▸ **EXERCISE BRIEF**
All entries must be repeated exactly; do not include the pictures.

--- begin EXTRACTED INFORMATION ---

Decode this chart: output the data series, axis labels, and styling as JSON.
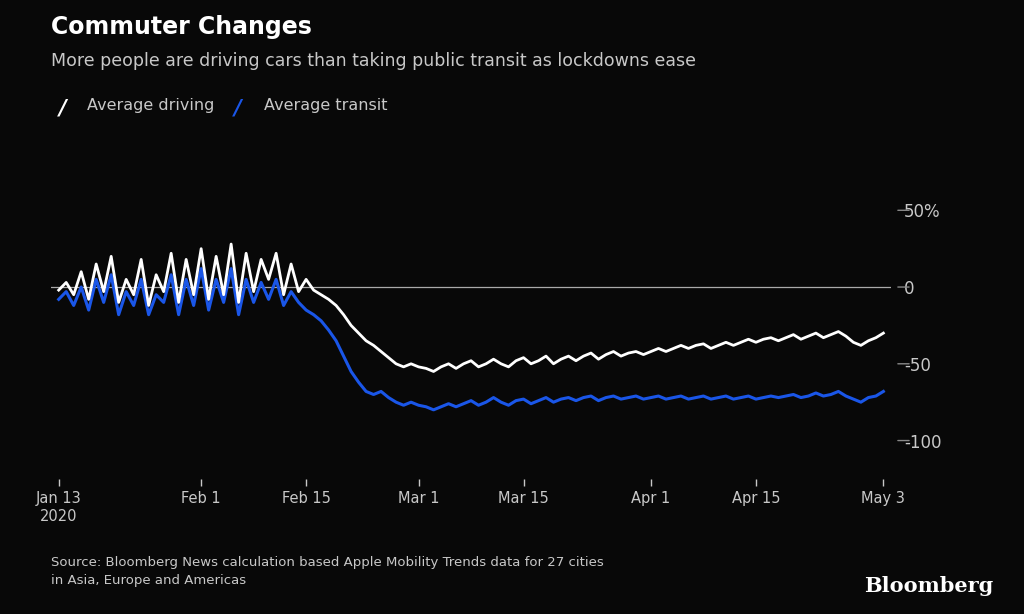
{
  "title_bold": "Commuter Changes",
  "title_sub": "More people are driving cars than taking public transit as lockdowns ease",
  "legend_driving": "Average driving",
  "legend_transit": "Average transit",
  "source": "Source: Bloomberg News calculation based Apple Mobility Trends data for 27 cities\nin Asia, Europe and Americas",
  "watermark": "Bloomberg",
  "background_color": "#080808",
  "text_color": "#c8c8c8",
  "driving_color": "#ffffff",
  "transit_color": "#1a56e8",
  "yticks": [
    50,
    0,
    -50,
    -100
  ],
  "ytick_labels": [
    "50%",
    "0",
    "-50",
    "-100"
  ],
  "ylim": [
    -125,
    75
  ],
  "xtick_labels": [
    "Jan 13\n2020",
    "Feb 1",
    "Feb 15",
    "Mar 1",
    "Mar 15",
    "Apr 1",
    "Apr 15",
    "May 3"
  ],
  "driving_y": [
    -2,
    3,
    -5,
    10,
    -8,
    15,
    -3,
    20,
    -10,
    5,
    -5,
    18,
    -12,
    8,
    -3,
    22,
    -10,
    18,
    -5,
    25,
    -8,
    20,
    -5,
    28,
    -10,
    22,
    -3,
    18,
    5,
    22,
    -5,
    15,
    -3,
    5,
    -2,
    -5,
    -8,
    -12,
    -18,
    -25,
    -30,
    -35,
    -38,
    -42,
    -46,
    -50,
    -52,
    -50,
    -52,
    -53,
    -55,
    -52,
    -50,
    -53,
    -50,
    -48,
    -52,
    -50,
    -47,
    -50,
    -52,
    -48,
    -46,
    -50,
    -48,
    -45,
    -50,
    -47,
    -45,
    -48,
    -45,
    -43,
    -47,
    -44,
    -42,
    -45,
    -43,
    -42,
    -44,
    -42,
    -40,
    -42,
    -40,
    -38,
    -40,
    -38,
    -37,
    -40,
    -38,
    -36,
    -38,
    -36,
    -34,
    -36,
    -34,
    -33,
    -35,
    -33,
    -31,
    -34,
    -32,
    -30,
    -33,
    -31,
    -29,
    -32,
    -36,
    -38,
    -35,
    -33,
    -30
  ],
  "transit_y": [
    -8,
    -3,
    -12,
    0,
    -15,
    5,
    -10,
    8,
    -18,
    -3,
    -12,
    5,
    -18,
    -5,
    -10,
    8,
    -18,
    5,
    -12,
    12,
    -15,
    5,
    -10,
    12,
    -18,
    5,
    -10,
    3,
    -8,
    5,
    -12,
    -3,
    -10,
    -15,
    -18,
    -22,
    -28,
    -35,
    -45,
    -55,
    -62,
    -68,
    -70,
    -68,
    -72,
    -75,
    -77,
    -75,
    -77,
    -78,
    -80,
    -78,
    -76,
    -78,
    -76,
    -74,
    -77,
    -75,
    -72,
    -75,
    -77,
    -74,
    -73,
    -76,
    -74,
    -72,
    -75,
    -73,
    -72,
    -74,
    -72,
    -71,
    -74,
    -72,
    -71,
    -73,
    -72,
    -71,
    -73,
    -72,
    -71,
    -73,
    -72,
    -71,
    -73,
    -72,
    -71,
    -73,
    -72,
    -71,
    -73,
    -72,
    -71,
    -73,
    -72,
    -71,
    -72,
    -71,
    -70,
    -72,
    -71,
    -69,
    -71,
    -70,
    -68,
    -71,
    -73,
    -75,
    -72,
    -71,
    -68
  ]
}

--- end EXTRACTED INFORMATION ---

▸ **TASK ANSWER**
Decode this chart: output the data series, axis labels, and styling as JSON.
{
  "title_bold": "Commuter Changes",
  "title_sub": "More people are driving cars than taking public transit as lockdowns ease",
  "legend_driving": "Average driving",
  "legend_transit": "Average transit",
  "source": "Source: Bloomberg News calculation based Apple Mobility Trends data for 27 cities\nin Asia, Europe and Americas",
  "watermark": "Bloomberg",
  "background_color": "#080808",
  "text_color": "#c8c8c8",
  "driving_color": "#ffffff",
  "transit_color": "#1a56e8",
  "yticks": [
    50,
    0,
    -50,
    -100
  ],
  "ytick_labels": [
    "50%",
    "0",
    "-50",
    "-100"
  ],
  "ylim": [
    -125,
    75
  ],
  "xtick_labels": [
    "Jan 13\n2020",
    "Feb 1",
    "Feb 15",
    "Mar 1",
    "Mar 15",
    "Apr 1",
    "Apr 15",
    "May 3"
  ],
  "driving_y": [
    -2,
    3,
    -5,
    10,
    -8,
    15,
    -3,
    20,
    -10,
    5,
    -5,
    18,
    -12,
    8,
    -3,
    22,
    -10,
    18,
    -5,
    25,
    -8,
    20,
    -5,
    28,
    -10,
    22,
    -3,
    18,
    5,
    22,
    -5,
    15,
    -3,
    5,
    -2,
    -5,
    -8,
    -12,
    -18,
    -25,
    -30,
    -35,
    -38,
    -42,
    -46,
    -50,
    -52,
    -50,
    -52,
    -53,
    -55,
    -52,
    -50,
    -53,
    -50,
    -48,
    -52,
    -50,
    -47,
    -50,
    -52,
    -48,
    -46,
    -50,
    -48,
    -45,
    -50,
    -47,
    -45,
    -48,
    -45,
    -43,
    -47,
    -44,
    -42,
    -45,
    -43,
    -42,
    -44,
    -42,
    -40,
    -42,
    -40,
    -38,
    -40,
    -38,
    -37,
    -40,
    -38,
    -36,
    -38,
    -36,
    -34,
    -36,
    -34,
    -33,
    -35,
    -33,
    -31,
    -34,
    -32,
    -30,
    -33,
    -31,
    -29,
    -32,
    -36,
    -38,
    -35,
    -33,
    -30
  ],
  "transit_y": [
    -8,
    -3,
    -12,
    0,
    -15,
    5,
    -10,
    8,
    -18,
    -3,
    -12,
    5,
    -18,
    -5,
    -10,
    8,
    -18,
    5,
    -12,
    12,
    -15,
    5,
    -10,
    12,
    -18,
    5,
    -10,
    3,
    -8,
    5,
    -12,
    -3,
    -10,
    -15,
    -18,
    -22,
    -28,
    -35,
    -45,
    -55,
    -62,
    -68,
    -70,
    -68,
    -72,
    -75,
    -77,
    -75,
    -77,
    -78,
    -80,
    -78,
    -76,
    -78,
    -76,
    -74,
    -77,
    -75,
    -72,
    -75,
    -77,
    -74,
    -73,
    -76,
    -74,
    -72,
    -75,
    -73,
    -72,
    -74,
    -72,
    -71,
    -74,
    -72,
    -71,
    -73,
    -72,
    -71,
    -73,
    -72,
    -71,
    -73,
    -72,
    -71,
    -73,
    -72,
    -71,
    -73,
    -72,
    -71,
    -73,
    -72,
    -71,
    -73,
    -72,
    -71,
    -72,
    -71,
    -70,
    -72,
    -71,
    -69,
    -71,
    -70,
    -68,
    -71,
    -73,
    -75,
    -72,
    -71,
    -68
  ]
}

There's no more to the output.